**Input rows**

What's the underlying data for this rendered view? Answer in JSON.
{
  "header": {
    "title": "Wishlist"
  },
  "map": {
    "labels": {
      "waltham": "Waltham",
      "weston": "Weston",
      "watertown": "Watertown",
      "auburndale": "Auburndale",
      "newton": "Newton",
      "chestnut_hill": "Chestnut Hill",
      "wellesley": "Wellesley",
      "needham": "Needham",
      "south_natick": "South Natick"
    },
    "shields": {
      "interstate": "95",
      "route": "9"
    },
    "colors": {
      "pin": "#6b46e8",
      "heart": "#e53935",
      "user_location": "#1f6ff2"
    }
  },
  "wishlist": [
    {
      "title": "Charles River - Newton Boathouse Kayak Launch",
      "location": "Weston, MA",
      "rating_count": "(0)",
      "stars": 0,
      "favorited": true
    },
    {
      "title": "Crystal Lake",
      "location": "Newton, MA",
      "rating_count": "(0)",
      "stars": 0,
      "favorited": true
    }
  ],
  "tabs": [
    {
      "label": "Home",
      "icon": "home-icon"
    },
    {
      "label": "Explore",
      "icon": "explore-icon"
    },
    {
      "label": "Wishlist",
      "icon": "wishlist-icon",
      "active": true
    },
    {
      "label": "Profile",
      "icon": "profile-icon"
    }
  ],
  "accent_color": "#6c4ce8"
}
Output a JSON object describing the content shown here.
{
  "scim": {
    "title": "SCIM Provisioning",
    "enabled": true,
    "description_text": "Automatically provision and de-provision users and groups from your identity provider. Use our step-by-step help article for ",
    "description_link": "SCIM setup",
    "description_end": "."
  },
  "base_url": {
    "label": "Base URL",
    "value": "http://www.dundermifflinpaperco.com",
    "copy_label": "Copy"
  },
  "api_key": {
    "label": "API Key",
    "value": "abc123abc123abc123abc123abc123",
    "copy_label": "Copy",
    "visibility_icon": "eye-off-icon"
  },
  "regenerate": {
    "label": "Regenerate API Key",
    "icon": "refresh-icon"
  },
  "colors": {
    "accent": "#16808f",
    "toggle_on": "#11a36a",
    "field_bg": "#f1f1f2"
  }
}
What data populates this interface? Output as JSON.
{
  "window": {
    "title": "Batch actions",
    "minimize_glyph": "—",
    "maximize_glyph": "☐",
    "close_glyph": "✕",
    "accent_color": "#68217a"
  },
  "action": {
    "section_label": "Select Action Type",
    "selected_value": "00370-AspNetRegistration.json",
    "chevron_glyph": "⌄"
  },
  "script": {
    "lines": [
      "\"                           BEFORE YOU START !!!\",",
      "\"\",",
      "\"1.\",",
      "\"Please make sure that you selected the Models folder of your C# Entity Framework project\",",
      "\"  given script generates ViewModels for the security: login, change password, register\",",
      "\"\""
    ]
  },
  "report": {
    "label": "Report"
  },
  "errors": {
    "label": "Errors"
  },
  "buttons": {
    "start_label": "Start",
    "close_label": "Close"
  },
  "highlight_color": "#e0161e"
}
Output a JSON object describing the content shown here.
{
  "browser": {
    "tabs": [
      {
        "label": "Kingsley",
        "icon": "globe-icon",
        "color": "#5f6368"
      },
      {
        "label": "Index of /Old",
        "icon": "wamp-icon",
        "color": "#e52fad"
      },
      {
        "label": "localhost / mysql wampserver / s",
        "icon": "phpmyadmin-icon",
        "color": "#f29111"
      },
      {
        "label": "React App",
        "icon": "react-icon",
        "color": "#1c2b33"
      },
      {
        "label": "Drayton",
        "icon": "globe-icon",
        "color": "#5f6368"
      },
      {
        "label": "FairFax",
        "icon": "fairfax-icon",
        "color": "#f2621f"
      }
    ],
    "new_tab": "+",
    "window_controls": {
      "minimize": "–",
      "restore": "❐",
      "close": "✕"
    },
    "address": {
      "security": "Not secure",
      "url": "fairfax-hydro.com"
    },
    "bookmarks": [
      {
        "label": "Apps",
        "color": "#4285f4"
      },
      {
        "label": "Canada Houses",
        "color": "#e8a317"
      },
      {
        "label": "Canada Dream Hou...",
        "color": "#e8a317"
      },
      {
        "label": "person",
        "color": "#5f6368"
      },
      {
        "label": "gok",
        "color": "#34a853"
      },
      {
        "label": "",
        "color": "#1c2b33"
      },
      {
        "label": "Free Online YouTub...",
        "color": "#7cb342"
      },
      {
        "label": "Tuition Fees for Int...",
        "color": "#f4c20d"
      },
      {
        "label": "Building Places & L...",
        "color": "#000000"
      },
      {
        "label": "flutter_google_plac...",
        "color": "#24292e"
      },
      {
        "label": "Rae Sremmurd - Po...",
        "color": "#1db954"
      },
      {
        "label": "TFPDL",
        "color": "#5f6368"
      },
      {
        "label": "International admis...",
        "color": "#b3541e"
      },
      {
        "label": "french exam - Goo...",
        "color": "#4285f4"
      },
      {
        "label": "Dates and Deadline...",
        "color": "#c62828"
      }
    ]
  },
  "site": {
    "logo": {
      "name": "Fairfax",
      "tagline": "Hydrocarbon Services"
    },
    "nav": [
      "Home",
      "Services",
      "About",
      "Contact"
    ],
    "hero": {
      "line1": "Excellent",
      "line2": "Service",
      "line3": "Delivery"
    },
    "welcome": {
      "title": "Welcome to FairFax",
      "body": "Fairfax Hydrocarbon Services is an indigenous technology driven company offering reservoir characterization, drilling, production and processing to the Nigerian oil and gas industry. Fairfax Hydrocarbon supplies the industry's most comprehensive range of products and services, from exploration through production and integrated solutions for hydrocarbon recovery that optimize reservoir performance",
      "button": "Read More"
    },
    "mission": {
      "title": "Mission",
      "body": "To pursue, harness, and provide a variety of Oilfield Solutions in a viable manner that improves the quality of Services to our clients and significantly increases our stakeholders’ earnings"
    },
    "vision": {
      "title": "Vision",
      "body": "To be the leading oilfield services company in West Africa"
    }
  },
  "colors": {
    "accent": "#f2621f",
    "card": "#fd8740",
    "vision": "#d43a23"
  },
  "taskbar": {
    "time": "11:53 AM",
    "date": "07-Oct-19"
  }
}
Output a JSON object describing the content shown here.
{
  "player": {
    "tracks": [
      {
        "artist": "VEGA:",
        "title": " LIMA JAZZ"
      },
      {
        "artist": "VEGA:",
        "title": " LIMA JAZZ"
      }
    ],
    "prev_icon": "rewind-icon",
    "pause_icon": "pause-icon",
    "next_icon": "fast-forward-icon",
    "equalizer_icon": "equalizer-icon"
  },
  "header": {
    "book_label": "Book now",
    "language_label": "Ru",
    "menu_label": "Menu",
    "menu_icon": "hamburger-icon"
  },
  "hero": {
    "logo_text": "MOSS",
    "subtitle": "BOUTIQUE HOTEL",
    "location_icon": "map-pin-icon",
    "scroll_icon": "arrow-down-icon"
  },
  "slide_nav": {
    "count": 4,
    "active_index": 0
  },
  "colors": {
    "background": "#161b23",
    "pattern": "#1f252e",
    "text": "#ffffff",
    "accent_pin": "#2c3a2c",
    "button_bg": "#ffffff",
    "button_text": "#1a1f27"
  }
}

**Directions for this task**
All of the material above needs to be retyped word for word.

**Correct output**
What's the underlying data for this rendered view? Answer in JSON.
{
  "header": {
    "title": "Wishlist"
  },
  "map": {
    "labels": {
      "waltham": "Waltham",
      "weston": "Weston",
      "watertown": "Watertown",
      "auburndale": "Auburndale",
      "newton": "Newton",
      "chestnut_hill": "Chestnut Hill",
      "wellesley": "Wellesley",
      "needham": "Needham",
      "south_natick": "South Natick"
    },
    "shields": {
      "interstate": "95",
      "route": "9"
    },
    "colors": {
      "pin": "#6b46e8",
      "heart": "#e53935",
      "user_location": "#1f6ff2"
    }
  },
  "wishlist": [
    {
      "title": "Charles River - Newton Boathouse Kayak Launch",
      "location": "Weston, MA",
      "rating_count": "(0)",
      "stars": 0,
      "favorited": true
    },
    {
      "title": "Crystal Lake",
      "location": "Newton, MA",
      "rating_count": "(0)",
      "stars": 0,
      "favorited": true
    }
  ],
  "tabs": [
    {
      "label": "Home",
      "icon": "home-icon"
    },
    {
      "label": "Explore",
      "icon": "explore-icon"
    },
    {
      "label": "Wishlist",
      "icon": "wishlist-icon",
      "active": true
    },
    {
      "label": "Profile",
      "icon": "profile-icon"
    }
  ],
  "accent_color": "#6c4ce8"
}
Output a JSON object describing the content shown here.
{
  "scim": {
    "title": "SCIM Provisioning",
    "enabled": true,
    "description_text": "Automatically provision and de-provision users and groups from your identity provider. Use our step-by-step help article for ",
    "description_link": "SCIM setup",
    "description_end": "."
  },
  "base_url": {
    "label": "Base URL",
    "value": "http://www.dundermifflinpaperco.com",
    "copy_label": "Copy"
  },
  "api_key": {
    "label": "API Key",
    "value": "abc123abc123abc123abc123abc123",
    "copy_label": "Copy",
    "visibility_icon": "eye-off-icon"
  },
  "regenerate": {
    "label": "Regenerate API Key",
    "icon": "refresh-icon"
  },
  "colors": {
    "accent": "#16808f",
    "toggle_on": "#11a36a",
    "field_bg": "#f1f1f2"
  }
}
What data populates this interface? Output as JSON.
{
  "window": {
    "title": "Batch actions",
    "minimize_glyph": "—",
    "maximize_glyph": "☐",
    "close_glyph": "✕",
    "accent_color": "#68217a"
  },
  "action": {
    "section_label": "Select Action Type",
    "selected_value": "00370-AspNetRegistration.json",
    "chevron_glyph": "⌄"
  },
  "script": {
    "lines": [
      "\"                           BEFORE YOU START !!!\",",
      "\"\",",
      "\"1.\",",
      "\"Please make sure that you selected the Models folder of your C# Entity Framework project\",",
      "\"  given script generates ViewModels for the security: login, change password, register\",",
      "\"\""
    ]
  },
  "report": {
    "label": "Report"
  },
  "errors": {
    "label": "Errors"
  },
  "buttons": {
    "start_label": "Start",
    "close_label": "Close"
  },
  "highlight_color": "#e0161e"
}
Output a JSON object describing the content shown here.
{
  "browser": {
    "tabs": [
      {
        "label": "Kingsley",
        "icon": "globe-icon",
        "color": "#5f6368"
      },
      {
        "label": "Index of /Old",
        "icon": "wamp-icon",
        "color": "#e52fad"
      },
      {
        "label": "localhost / mysql wampserver / s",
        "icon": "phpmyadmin-icon",
        "color": "#f29111"
      },
      {
        "label": "React App",
        "icon": "react-icon",
        "color": "#1c2b33"
      },
      {
        "label": "Drayton",
        "icon": "globe-icon",
        "color": "#5f6368"
      },
      {
        "label": "FairFax",
        "icon": "fairfax-icon",
        "color": "#f2621f"
      }
    ],
    "new_tab": "+",
    "window_controls": {
      "minimize": "–",
      "restore": "❐",
      "close": "✕"
    },
    "address": {
      "security": "Not secure",
      "url": "fairfax-hydro.com"
    },
    "bookmarks": [
      {
        "label": "Apps",
        "color": "#4285f4"
      },
      {
        "label": "Canada Houses",
        "color": "#e8a317"
      },
      {
        "label": "Canada Dream Hou...",
        "color": "#e8a317"
      },
      {
        "label": "person",
        "color": "#5f6368"
      },
      {
        "label": "gok",
        "color": "#34a853"
      },
      {
        "label": "",
        "color": "#1c2b33"
      },
      {
        "label": "Free Online YouTub...",
        "color": "#7cb342"
      },
      {
        "label": "Tuition Fees for Int...",
        "color": "#f4c20d"
      },
      {
        "label": "Building Places & L...",
        "color": "#000000"
      },
      {
        "label": "flutter_google_plac...",
        "color": "#24292e"
      },
      {
        "label": "Rae Sremmurd - Po...",
        "color": "#1db954"
      },
      {
        "label": "TFPDL",
        "color": "#5f6368"
      },
      {
        "label": "International admis...",
        "color": "#b3541e"
      },
      {
        "label": "french exam - Goo...",
        "color": "#4285f4"
      },
      {
        "label": "Dates and Deadline...",
        "color": "#c62828"
      }
    ]
  },
  "site": {
    "logo": {
      "name": "Fairfax",
      "tagline": "Hydrocarbon Services"
    },
    "nav": [
      "Home",
      "Services",
      "About",
      "Contact"
    ],
    "hero": {
      "line1": "Excellent",
      "line2": "Service",
      "line3": "Delivery"
    },
    "welcome": {
      "title": "Welcome to FairFax",
      "body": "Fairfax Hydrocarbon Services is an indigenous technology driven company offering reservoir characterization, drilling, production and processing to the Nigerian oil and gas industry. Fairfax Hydrocarbon supplies the industry's most comprehensive range of products and services, from exploration through production and integrated solutions for hydrocarbon recovery that optimize reservoir performance",
      "button": "Read More"
    },
    "mission": {
      "title": "Mission",
      "body": "To pursue, harness, and provide a variety of Oilfield Solutions in a viable manner that improves the quality of Services to our clients and significantly increases our stakeholders’ earnings"
    },
    "vision": {
      "title": "Vision",
      "body": "To be the leading oilfield services company in West Africa"
    }
  },
  "colors": {
    "accent": "#f2621f",
    "card": "#fd8740",
    "vision": "#d43a23"
  },
  "taskbar": {
    "time": "11:53 AM",
    "date": "07-Oct-19"
  }
}
Output a JSON object describing the content shown here.
{
  "player": {
    "tracks": [
      {
        "artist": "VEGA:",
        "title": " LIMA JAZZ"
      },
      {
        "artist": "VEGA:",
        "title": " LIMA JAZZ"
      }
    ],
    "prev_icon": "rewind-icon",
    "pause_icon": "pause-icon",
    "next_icon": "fast-forward-icon",
    "equalizer_icon": "equalizer-icon"
  },
  "header": {
    "book_label": "Book now",
    "language_label": "Ru",
    "menu_label": "Menu",
    "menu_icon": "hamburger-icon"
  },
  "hero": {
    "logo_text": "MOSS",
    "subtitle": "BOUTIQUE HOTEL",
    "location_icon": "map-pin-icon",
    "scroll_icon": "arrow-down-icon"
  },
  "slide_nav": {
    "count": 4,
    "active_index": 0
  },
  "colors": {
    "background": "#161b23",
    "pattern": "#1f252e",
    "text": "#ffffff",
    "accent_pin": "#2c3a2c",
    "button_bg": "#ffffff",
    "button_text": "#1a1f27"
  }
}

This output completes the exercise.